GIVEN EXERCISE:
The records underneath are to be repeated exactly, with the pictures left out.

╔══

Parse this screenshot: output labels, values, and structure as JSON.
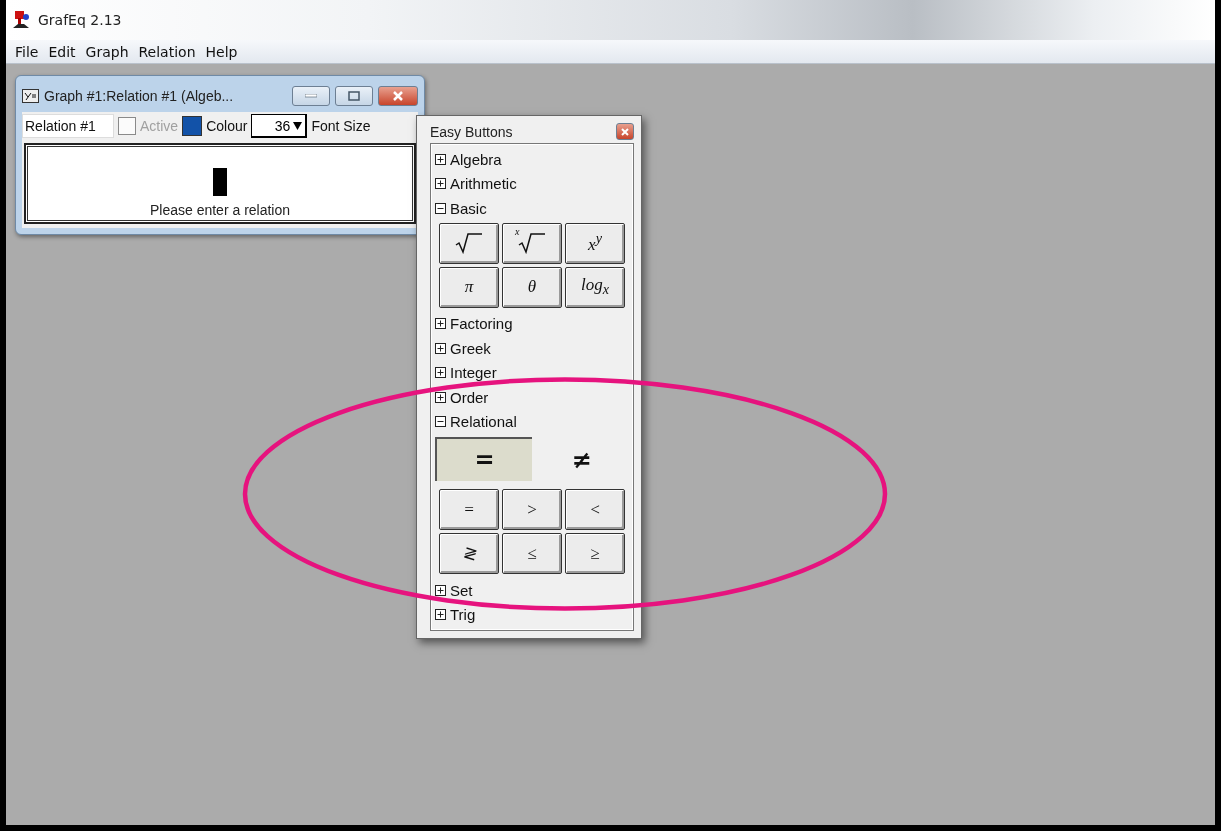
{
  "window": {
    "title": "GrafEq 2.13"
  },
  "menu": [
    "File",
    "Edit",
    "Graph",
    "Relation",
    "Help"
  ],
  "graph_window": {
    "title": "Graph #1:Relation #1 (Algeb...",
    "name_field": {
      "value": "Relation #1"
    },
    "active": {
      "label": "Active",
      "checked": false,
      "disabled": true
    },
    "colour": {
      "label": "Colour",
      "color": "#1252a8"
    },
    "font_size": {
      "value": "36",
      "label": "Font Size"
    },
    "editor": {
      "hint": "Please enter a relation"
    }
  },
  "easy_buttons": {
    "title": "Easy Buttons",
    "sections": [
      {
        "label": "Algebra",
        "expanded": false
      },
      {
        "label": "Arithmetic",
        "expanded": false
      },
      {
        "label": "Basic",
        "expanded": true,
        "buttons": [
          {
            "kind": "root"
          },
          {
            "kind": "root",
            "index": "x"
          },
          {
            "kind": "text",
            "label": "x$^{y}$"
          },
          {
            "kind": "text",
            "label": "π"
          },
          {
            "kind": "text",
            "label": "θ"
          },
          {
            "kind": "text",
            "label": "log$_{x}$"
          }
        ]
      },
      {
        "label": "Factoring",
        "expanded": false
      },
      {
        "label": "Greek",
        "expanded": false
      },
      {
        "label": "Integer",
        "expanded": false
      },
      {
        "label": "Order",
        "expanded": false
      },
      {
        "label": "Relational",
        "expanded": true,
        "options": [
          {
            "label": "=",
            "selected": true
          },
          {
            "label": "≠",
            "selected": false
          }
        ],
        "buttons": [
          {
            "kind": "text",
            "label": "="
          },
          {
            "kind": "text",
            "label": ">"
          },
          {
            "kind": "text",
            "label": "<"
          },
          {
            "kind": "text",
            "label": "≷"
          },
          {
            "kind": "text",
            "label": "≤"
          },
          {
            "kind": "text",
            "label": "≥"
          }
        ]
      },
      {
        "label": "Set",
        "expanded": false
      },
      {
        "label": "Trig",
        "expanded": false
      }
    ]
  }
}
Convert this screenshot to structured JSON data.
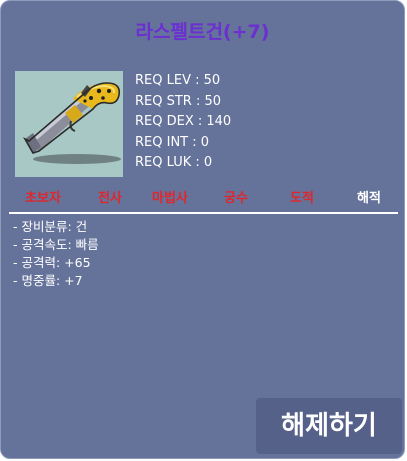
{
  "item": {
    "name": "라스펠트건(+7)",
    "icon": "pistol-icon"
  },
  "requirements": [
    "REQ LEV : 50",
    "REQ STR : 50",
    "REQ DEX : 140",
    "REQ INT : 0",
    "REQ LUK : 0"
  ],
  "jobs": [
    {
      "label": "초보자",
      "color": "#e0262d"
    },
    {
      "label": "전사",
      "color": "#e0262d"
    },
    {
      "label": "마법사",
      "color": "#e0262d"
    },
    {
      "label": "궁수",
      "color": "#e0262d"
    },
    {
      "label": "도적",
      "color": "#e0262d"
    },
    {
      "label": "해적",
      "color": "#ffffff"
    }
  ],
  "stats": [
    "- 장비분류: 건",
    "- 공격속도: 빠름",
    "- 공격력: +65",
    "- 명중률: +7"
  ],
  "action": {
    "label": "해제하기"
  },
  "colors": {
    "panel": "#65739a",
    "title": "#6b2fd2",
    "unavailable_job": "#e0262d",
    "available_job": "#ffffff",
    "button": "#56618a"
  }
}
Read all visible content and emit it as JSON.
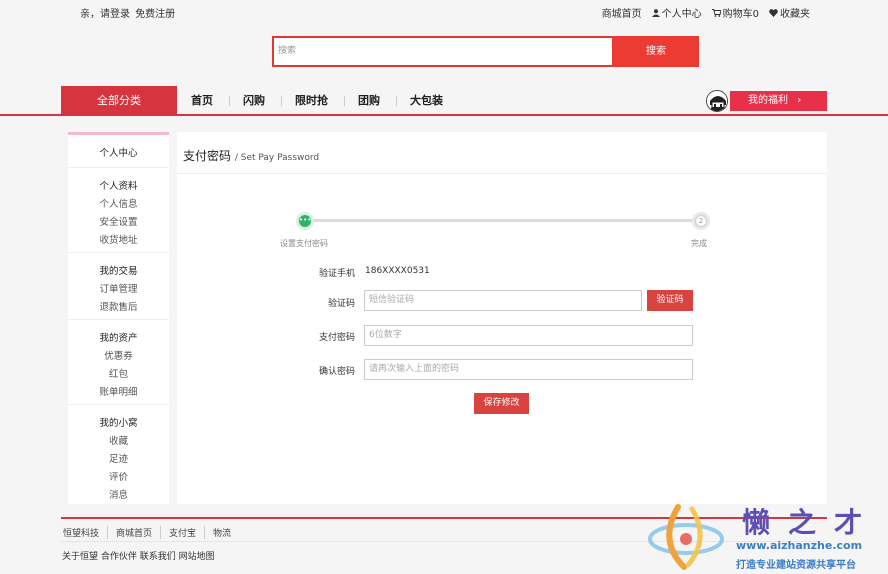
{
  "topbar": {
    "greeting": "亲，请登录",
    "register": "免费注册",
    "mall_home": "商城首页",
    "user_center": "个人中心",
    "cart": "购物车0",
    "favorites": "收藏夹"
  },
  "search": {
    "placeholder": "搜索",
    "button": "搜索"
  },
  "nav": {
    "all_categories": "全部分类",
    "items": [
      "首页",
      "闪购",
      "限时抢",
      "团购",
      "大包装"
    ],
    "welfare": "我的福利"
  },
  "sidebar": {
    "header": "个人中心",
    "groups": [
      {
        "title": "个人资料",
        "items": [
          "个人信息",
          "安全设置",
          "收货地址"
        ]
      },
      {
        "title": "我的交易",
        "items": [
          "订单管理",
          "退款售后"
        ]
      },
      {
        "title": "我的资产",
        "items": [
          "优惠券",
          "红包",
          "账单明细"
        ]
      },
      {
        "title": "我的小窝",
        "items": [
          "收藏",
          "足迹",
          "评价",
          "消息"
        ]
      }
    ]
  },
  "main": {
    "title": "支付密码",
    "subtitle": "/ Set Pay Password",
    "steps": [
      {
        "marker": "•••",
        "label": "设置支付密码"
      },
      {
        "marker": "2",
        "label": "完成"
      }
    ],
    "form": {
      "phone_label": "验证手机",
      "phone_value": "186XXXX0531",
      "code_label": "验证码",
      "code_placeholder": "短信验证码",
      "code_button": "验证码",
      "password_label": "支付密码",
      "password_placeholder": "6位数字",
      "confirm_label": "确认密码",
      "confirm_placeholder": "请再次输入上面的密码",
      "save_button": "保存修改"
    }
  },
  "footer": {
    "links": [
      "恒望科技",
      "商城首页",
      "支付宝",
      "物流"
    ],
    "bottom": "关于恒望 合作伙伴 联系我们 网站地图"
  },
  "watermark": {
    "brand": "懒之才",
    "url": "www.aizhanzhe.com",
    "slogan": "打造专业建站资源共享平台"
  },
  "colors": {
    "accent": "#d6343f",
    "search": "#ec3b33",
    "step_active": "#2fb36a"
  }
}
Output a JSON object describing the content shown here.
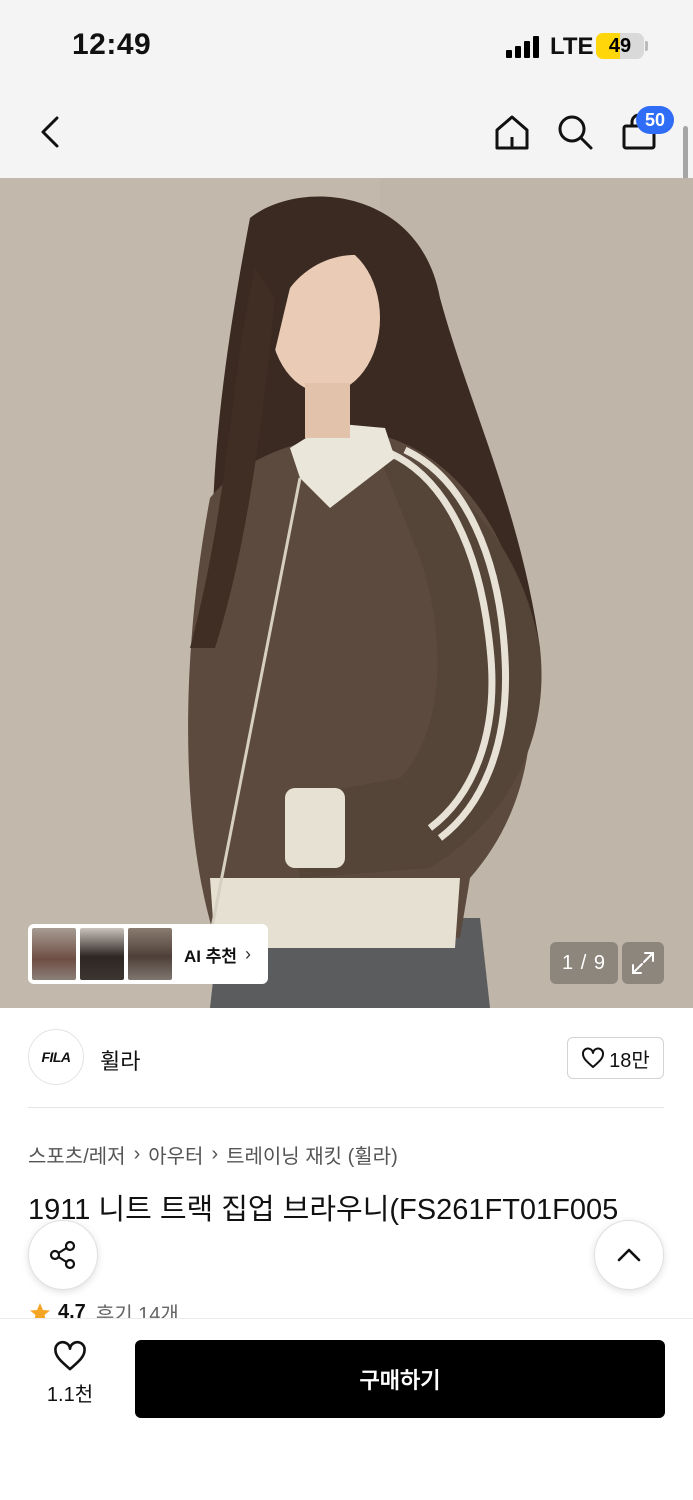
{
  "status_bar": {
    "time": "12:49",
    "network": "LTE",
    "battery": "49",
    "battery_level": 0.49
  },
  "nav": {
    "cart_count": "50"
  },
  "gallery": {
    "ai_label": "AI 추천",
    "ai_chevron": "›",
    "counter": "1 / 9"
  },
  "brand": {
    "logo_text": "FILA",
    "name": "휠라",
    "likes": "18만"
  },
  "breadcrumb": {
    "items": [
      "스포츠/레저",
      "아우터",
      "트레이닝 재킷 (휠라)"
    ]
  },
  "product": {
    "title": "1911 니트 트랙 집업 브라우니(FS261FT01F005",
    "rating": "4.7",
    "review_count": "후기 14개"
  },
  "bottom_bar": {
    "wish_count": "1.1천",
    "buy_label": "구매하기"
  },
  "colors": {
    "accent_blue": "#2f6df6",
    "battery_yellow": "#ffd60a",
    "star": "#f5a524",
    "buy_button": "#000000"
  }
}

╚══

RESULT OF THE EXERCISE:
Parse this screenshot: output labels, values, and structure as JSON.
{
  "window": {
    "title": "GrafEq 2.13"
  },
  "menu": [
    "File",
    "Edit",
    "Graph",
    "Relation",
    "Help"
  ],
  "graph_window": {
    "title": "Graph #1:Relation #1 (Algeb...",
    "name_field": {
      "value": "Relation #1"
    },
    "active": {
      "label": "Active",
      "checked": false,
      "disabled": true
    },
    "colour": {
      "label": "Colour",
      "color": "#1252a8"
    },
    "font_size": {
      "value": "36",
      "label": "Font Size"
    },
    "editor": {
      "hint": "Please enter a relation"
    }
  },
  "easy_buttons": {
    "title": "Easy Buttons",
    "sections": [
      {
        "label": "Algebra",
        "expanded": false
      },
      {
        "label": "Arithmetic",
        "expanded": false
      },
      {
        "label": "Basic",
        "expanded": true,
        "buttons": [
          {
            "kind": "root"
          },
          {
            "kind": "root",
            "index": "x"
          },
          {
            "kind": "text",
            "label": "x$^{y}$"
          },
          {
            "kind": "text",
            "label": "π"
          },
          {
            "kind": "text",
            "label": "θ"
          },
          {
            "kind": "text",
            "label": "log$_{x}$"
          }
        ]
      },
      {
        "label": "Factoring",
        "expanded": false
      },
      {
        "label": "Greek",
        "expanded": false
      },
      {
        "label": "Integer",
        "expanded": false
      },
      {
        "label": "Order",
        "expanded": false
      },
      {
        "label": "Relational",
        "expanded": true,
        "options": [
          {
            "label": "=",
            "selected": true
          },
          {
            "label": "≠",
            "selected": false
          }
        ],
        "buttons": [
          {
            "kind": "text",
            "label": "="
          },
          {
            "kind": "text",
            "label": ">"
          },
          {
            "kind": "text",
            "label": "<"
          },
          {
            "kind": "text",
            "label": "≷"
          },
          {
            "kind": "text",
            "label": "≤"
          },
          {
            "kind": "text",
            "label": "≥"
          }
        ]
      },
      {
        "label": "Set",
        "expanded": false
      },
      {
        "label": "Trig",
        "expanded": false
      }
    ]
  }
}
Convert this screenshot to structured JSON data.
{
  "item": {
    "name": "라스펠트건(+7)",
    "icon": "pistol-icon"
  },
  "requirements": [
    "REQ LEV : 50",
    "REQ STR : 50",
    "REQ DEX : 140",
    "REQ INT : 0",
    "REQ LUK : 0"
  ],
  "jobs": [
    {
      "label": "초보자",
      "color": "#e0262d"
    },
    {
      "label": "전사",
      "color": "#e0262d"
    },
    {
      "label": "마법사",
      "color": "#e0262d"
    },
    {
      "label": "궁수",
      "color": "#e0262d"
    },
    {
      "label": "도적",
      "color": "#e0262d"
    },
    {
      "label": "해적",
      "color": "#ffffff"
    }
  ],
  "stats": [
    "- 장비분류: 건",
    "- 공격속도: 빠름",
    "- 공격력: +65",
    "- 명중률: +7"
  ],
  "action": {
    "label": "해제하기"
  },
  "colors": {
    "panel": "#65739a",
    "title": "#6b2fd2",
    "unavailable_job": "#e0262d",
    "available_job": "#ffffff",
    "button": "#56618a"
  }
}
Read all visible content and emit it as JSON.
{
  "topbar": {
    "greeting": "亲，请登录",
    "register": "免费注册",
    "mall_home": "商城首页",
    "user_center": "个人中心",
    "cart": "购物车0",
    "favorites": "收藏夹"
  },
  "search": {
    "placeholder": "搜索",
    "button": "搜索"
  },
  "nav": {
    "all_categories": "全部分类",
    "items": [
      "首页",
      "闪购",
      "限时抢",
      "团购",
      "大包装"
    ],
    "welfare": "我的福利"
  },
  "sidebar": {
    "header": "个人中心",
    "groups": [
      {
        "title": "个人资料",
        "items": [
          "个人信息",
          "安全设置",
          "收货地址"
        ]
      },
      {
        "title": "我的交易",
        "items": [
          "订单管理",
          "退款售后"
        ]
      },
      {
        "title": "我的资产",
        "items": [
          "优惠券",
          "红包",
          "账单明细"
        ]
      },
      {
        "title": "我的小窝",
        "items": [
          "收藏",
          "足迹",
          "评价",
          "消息"
        ]
      }
    ]
  },
  "main": {
    "title": "支付密码",
    "subtitle": "/ Set Pay Password",
    "steps": [
      {
        "marker": "•••",
        "label": "设置支付密码"
      },
      {
        "marker": "2",
        "label": "完成"
      }
    ],
    "form": {
      "phone_label": "验证手机",
      "phone_value": "186XXXX0531",
      "code_label": "验证码",
      "code_placeholder": "短信验证码",
      "code_button": "验证码",
      "password_label": "支付密码",
      "password_placeholder": "6位数字",
      "confirm_label": "确认密码",
      "confirm_placeholder": "请再次输入上面的密码",
      "save_button": "保存修改"
    }
  },
  "footer": {
    "links": [
      "恒望科技",
      "商城首页",
      "支付宝",
      "物流"
    ],
    "bottom": "关于恒望 合作伙伴 联系我们 网站地图"
  },
  "watermark": {
    "brand": "懒之才",
    "url": "www.aizhanzhe.com",
    "slogan": "打造专业建站资源共享平台"
  },
  "colors": {
    "accent": "#d6343f",
    "search": "#ec3b33",
    "step_active": "#2fb36a"
  }
}
Output a JSON object describing the content shown here.
{
  "status_bar": {
    "time": "12:49",
    "network": "LTE",
    "battery": "49",
    "battery_level": 0.49
  },
  "nav": {
    "cart_count": "50"
  },
  "gallery": {
    "ai_label": "AI 추천",
    "ai_chevron": "›",
    "counter": "1 / 9"
  },
  "brand": {
    "logo_text": "FILA",
    "name": "휠라",
    "likes": "18만"
  },
  "breadcrumb": {
    "items": [
      "스포츠/레저",
      "아우터",
      "트레이닝 재킷 (휠라)"
    ]
  },
  "product": {
    "title": "1911 니트 트랙 집업 브라우니(FS261FT01F005",
    "rating": "4.7",
    "review_count": "후기 14개"
  },
  "bottom_bar": {
    "wish_count": "1.1천",
    "buy_label": "구매하기"
  },
  "colors": {
    "accent_blue": "#2f6df6",
    "battery_yellow": "#ffd60a",
    "star": "#f5a524",
    "buy_button": "#000000"
  }
}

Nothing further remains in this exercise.